§ **Objective**
Which rows contain the string "激活状态"? Return every one of them in full, treating case as significant.
------ Entries supplied ------
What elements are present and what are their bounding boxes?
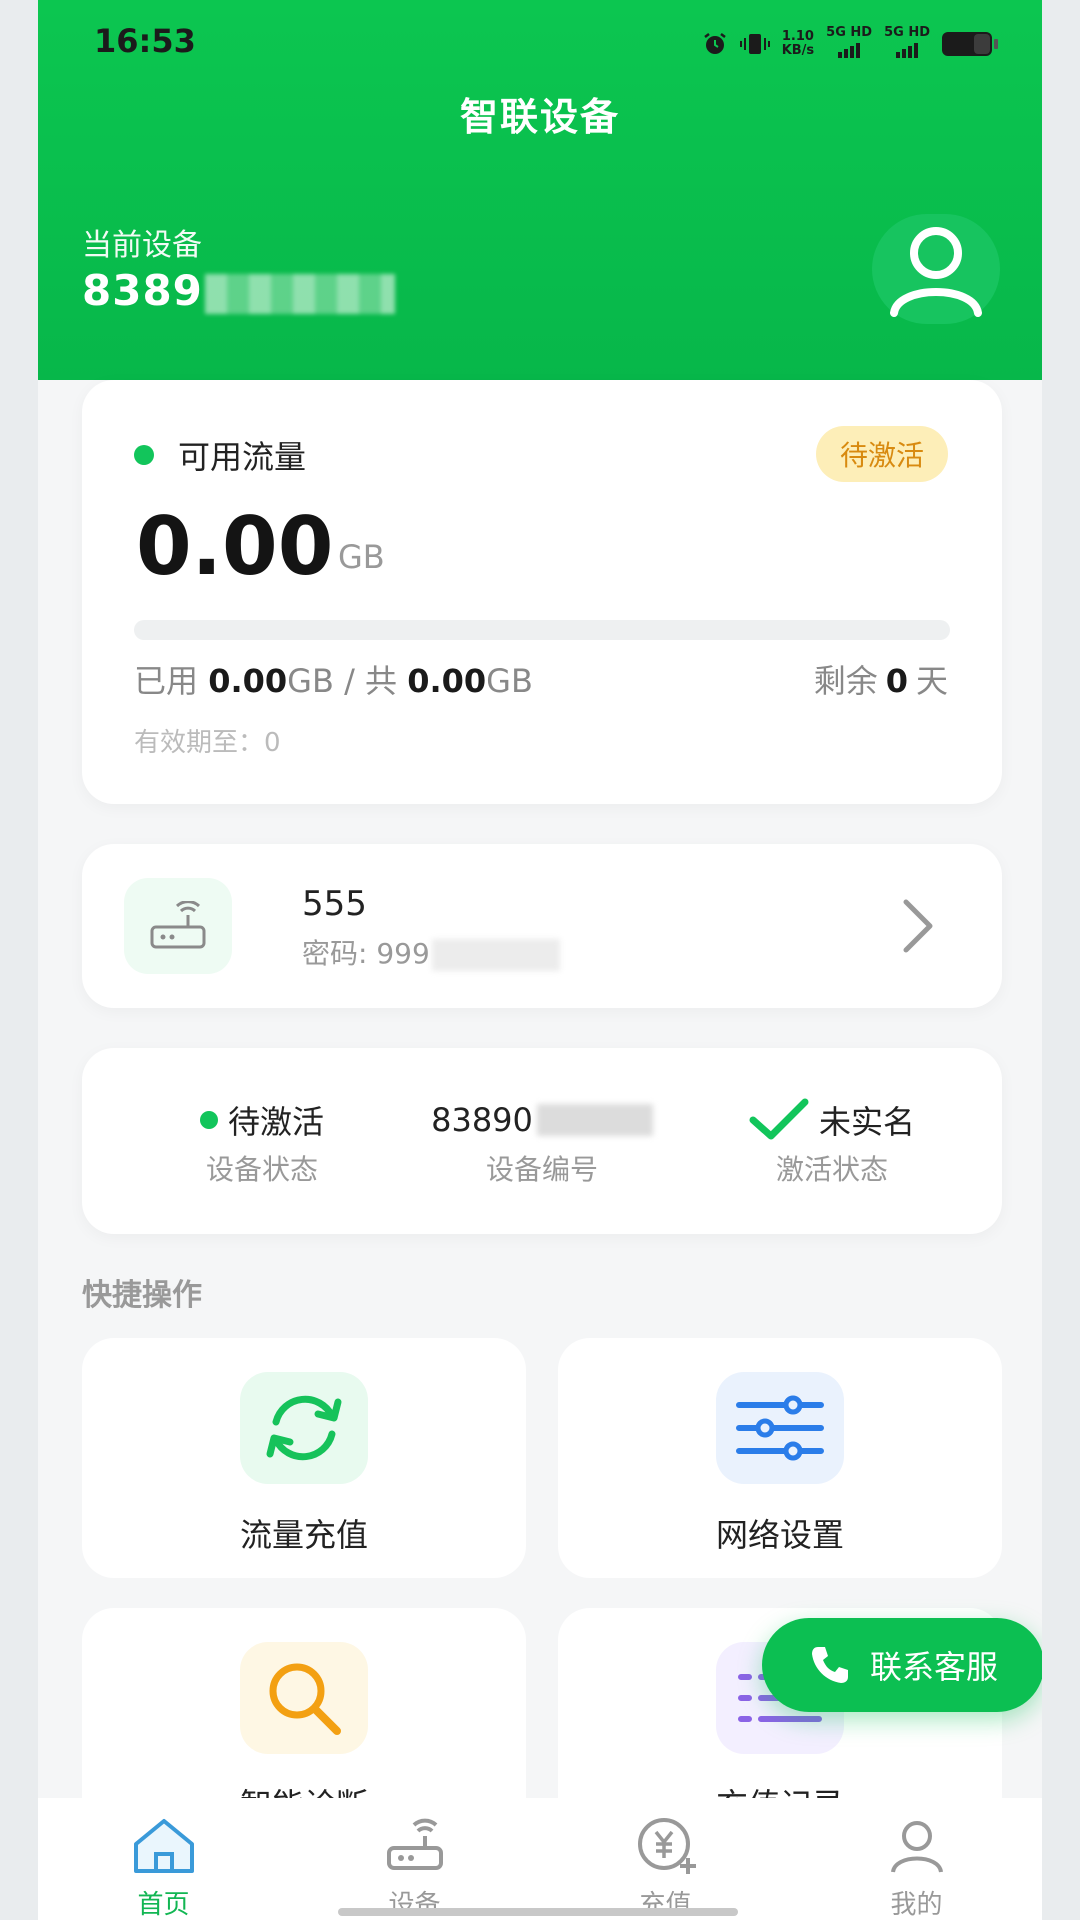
contact-support-label: 联系客服 <box>869 1648 998 1686</box>
traffic-header: 可用流量 <box>134 432 306 478</box>
tab-label: 我的 <box>890 1890 943 1920</box>
redacted-mask <box>204 273 395 314</box>
activation-column: 未实名 激活状态 <box>712 1098 952 1188</box>
page-title: 智联设备 <box>459 95 620 139</box>
device-state-label: 设备状态 <box>205 1153 318 1186</box>
wifi-router-icon-box <box>124 878 232 974</box>
contact-support-button[interactable]: 联系客服 <box>762 1618 1042 1712</box>
tab-recharge[interactable]: 充值 <box>566 1798 766 1920</box>
chevron-right-icon <box>903 899 933 953</box>
status-time: 16:53 <box>94 22 196 60</box>
traffic-label: 可用流量 <box>178 438 307 476</box>
activation-label: 激活状态 <box>775 1153 888 1186</box>
refresh-icon <box>266 1395 342 1461</box>
expiry-date: 有效期至：0 <box>134 728 281 758</box>
device-state-value: 待激活 <box>227 1103 324 1141</box>
vibrate-icon <box>739 34 770 54</box>
net-speed-unit: KB/s <box>781 43 815 58</box>
tab-label: 首页 <box>137 1890 190 1920</box>
device-number-column: 83890 设备编号 <box>422 1098 662 1188</box>
traffic-unit: GB <box>338 538 385 576</box>
net-speed-value: 1.10 <box>781 29 814 44</box>
total-value: 0.00 <box>407 662 487 700</box>
network-icon-box <box>716 1372 844 1484</box>
status-dot <box>134 445 154 465</box>
status-dot <box>199 1111 218 1129</box>
recharge-icon-box <box>240 1372 368 1484</box>
sim2-signal: 5G HD <box>884 26 930 62</box>
quick-action-network-settings[interactable]: 网络设置 <box>558 1338 1002 1578</box>
signal-icon <box>896 40 919 58</box>
tab-mine[interactable]: 我的 <box>817 1798 1017 1920</box>
net-speed: 1.10 KB/s <box>782 30 814 58</box>
app-screen: 16:53 1.10 KB/s 5G HD 5G HD 智联设备 当前设备 83… <box>38 0 1042 1920</box>
alarm-icon <box>703 33 726 54</box>
quick-action-label: 流量充值 <box>239 1516 368 1554</box>
tab-device[interactable]: 设备 <box>315 1798 515 1920</box>
device-number-value: 83890 <box>431 1101 533 1139</box>
quick-actions-title: 快捷操作 <box>82 1278 202 1313</box>
traffic-value: 0.00 <box>136 500 334 593</box>
home-indicator <box>338 1908 738 1916</box>
current-device-number-text: 8389 <box>82 266 203 315</box>
remain-unit: 天 <box>915 662 948 700</box>
status-bar: 16:53 1.10 KB/s 5G HD 5G HD <box>38 18 1042 66</box>
device-number-label: 设备编号 <box>485 1153 598 1186</box>
wifi-name: 555 <box>302 884 367 924</box>
redacted-mask <box>536 1104 653 1136</box>
router-icon <box>386 1818 443 1870</box>
used-unit: GB <box>287 662 334 700</box>
status-badge: 待激活 <box>815 426 948 482</box>
check-icon <box>749 1098 809 1140</box>
header: 16:53 1.10 KB/s 5G HD 5G HD 智联设备 当前设备 83… <box>38 0 1042 380</box>
current-device-label: 当前设备 <box>82 228 202 263</box>
quick-action-recharge[interactable]: 流量充值 <box>82 1338 526 1578</box>
wifi-card[interactable]: 555 密码: 999 <box>82 844 1002 1008</box>
diagnosis-icon-box <box>240 1642 368 1754</box>
sim2-label: 5G HD <box>884 25 930 40</box>
current-device-number: 8389 <box>82 266 395 315</box>
used-value: 0.00 <box>208 662 288 700</box>
sim1-label: 5G HD <box>826 25 873 40</box>
redacted-mask <box>431 939 560 971</box>
traffic-card: 可用流量 待激活 0.00 GB 已用 0.00GB / 共 0.00GB 剩余… <box>82 380 1002 804</box>
usage-summary: 已用 0.00GB / 共 0.00GB <box>134 656 533 702</box>
avatar[interactable] <box>872 214 1000 324</box>
realname-status: 未实名 <box>818 1103 915 1141</box>
wifi-password-text: 密码: 999 <box>302 937 430 970</box>
home-icon <box>133 1819 194 1873</box>
device-status-card: 待激活 设备状态 83890 设备编号 未实名 激活状态 <box>82 1048 1002 1234</box>
remain-value: 0 <box>885 662 908 700</box>
bottom-tab-bar: 首页 设备 充值 我的 <box>38 1798 1042 1920</box>
signal-icon <box>838 40 861 58</box>
used-label: 已用 <box>134 662 199 700</box>
total-unit: GB <box>486 662 533 700</box>
device-state-column: 待激活 设备状态 <box>162 1098 362 1188</box>
total-separator: / 共 <box>344 662 398 700</box>
battery-icon <box>942 32 998 56</box>
yuan-plus-icon <box>637 1818 696 1874</box>
remain-label: 剩余 <box>813 662 878 700</box>
search-icon <box>269 1663 341 1735</box>
sliders-icon <box>736 1395 824 1461</box>
usage-progress-bar <box>134 620 950 640</box>
sim1-signal: 5G HD <box>826 26 872 62</box>
remaining-days: 剩余 0 天 <box>814 656 948 702</box>
quick-action-label: 网络设置 <box>715 1516 844 1554</box>
router-icon <box>150 901 206 949</box>
wifi-password: 密码: 999 <box>302 932 560 972</box>
status-icons: 1.10 KB/s 5G HD 5G HD <box>702 26 998 62</box>
tab-home[interactable]: 首页 <box>64 1798 264 1920</box>
user-icon <box>890 227 982 317</box>
phone-icon <box>811 1647 848 1683</box>
user-icon <box>890 1821 943 1873</box>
------
§ **Task response**
activation-column: 未实名 激活状态 <box>712 1098 952 1188</box>
activation-label: 激活状态 <box>775 1153 888 1186</box>
device-status-card: 待激活 设备状态 83890 设备编号 未实名 激活状态 <box>82 1048 1002 1234</box>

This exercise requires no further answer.